**Instructions to follow:** Reproduce each line from the records that holds "García".

**Extracted information:**
•••

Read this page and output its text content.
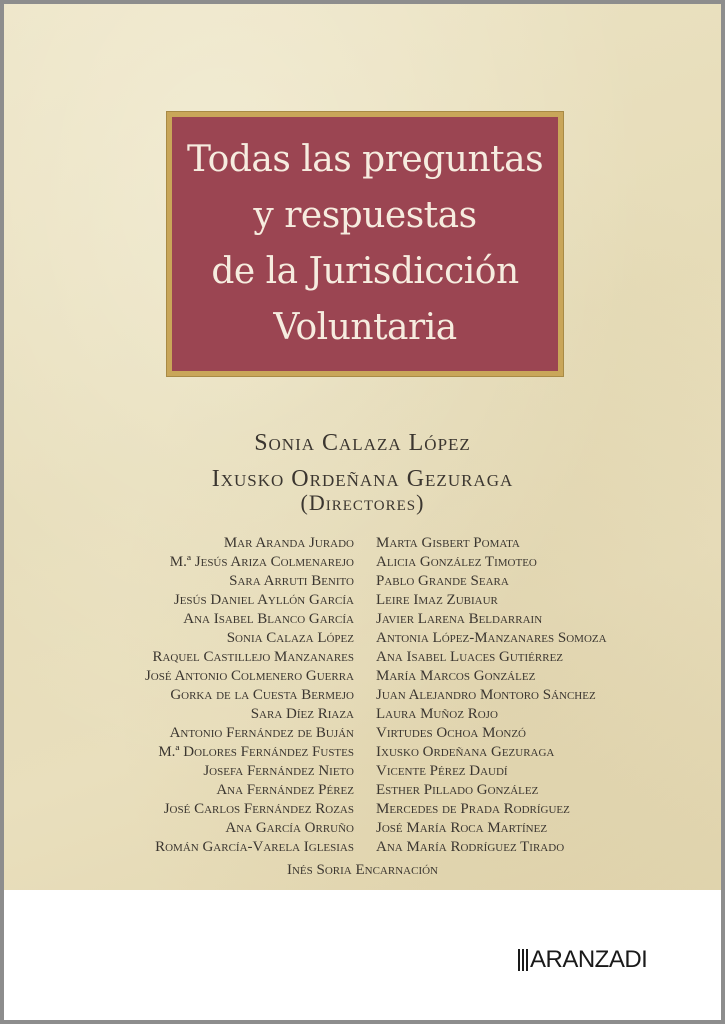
Todas las preguntas
y respuestas
de la Jurisdicción
Voluntaria
Sonia Calaza López
Ixusko Ordeñana Gezuraga
(Directores)
Mar Aranda Jurado Marta Gisbert Pomata
M.ª Jesús Ariza Colmenarejo Alicia González Timoteo
Sara Arruti Benito Pablo Grande Seara
Jesús Daniel Ayllón García Leire Imaz Zubiaur
Ana Isabel Blanco García Javier Larena Beldarrain
Sonia Calaza López Antonia López-Manzanares Somoza
Raquel Castillejo Manzanares Ana Isabel Luaces Gutiérrez
José Antonio Colmenero Guerra María Marcos González
Gorka de la Cuesta Bermejo Juan Alejandro Montoro Sánchez
Sara Díez Riaza Laura Muñoz Rojo
Antonio Fernández de Buján Virtudes Ochoa Monzó
M.ª Dolores Fernández Fustes Ixusko Ordeñana Gezuraga
Josefa Fernández Nieto Vicente Pérez Daudí
Ana Fernández Pérez Esther Pillado González
José Carlos Fernández Rozas Mercedes de Prada Rodríguez
Ana García Orruño José María Roca Martínez
Román García-Varela Iglesias Ana María Rodríguez Tirado
Inés Soria Encarnación
ARANZADI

•••

**Completed exercise:**
Jesús Daniel Ayllón García Leire Imaz Zubiaur
Ana Isabel Blanco García Javier Larena Beldarrain
Ana García Orruño José María Roca Martínez
Román García-Varela Iglesias Ana María Rodríguez Tirado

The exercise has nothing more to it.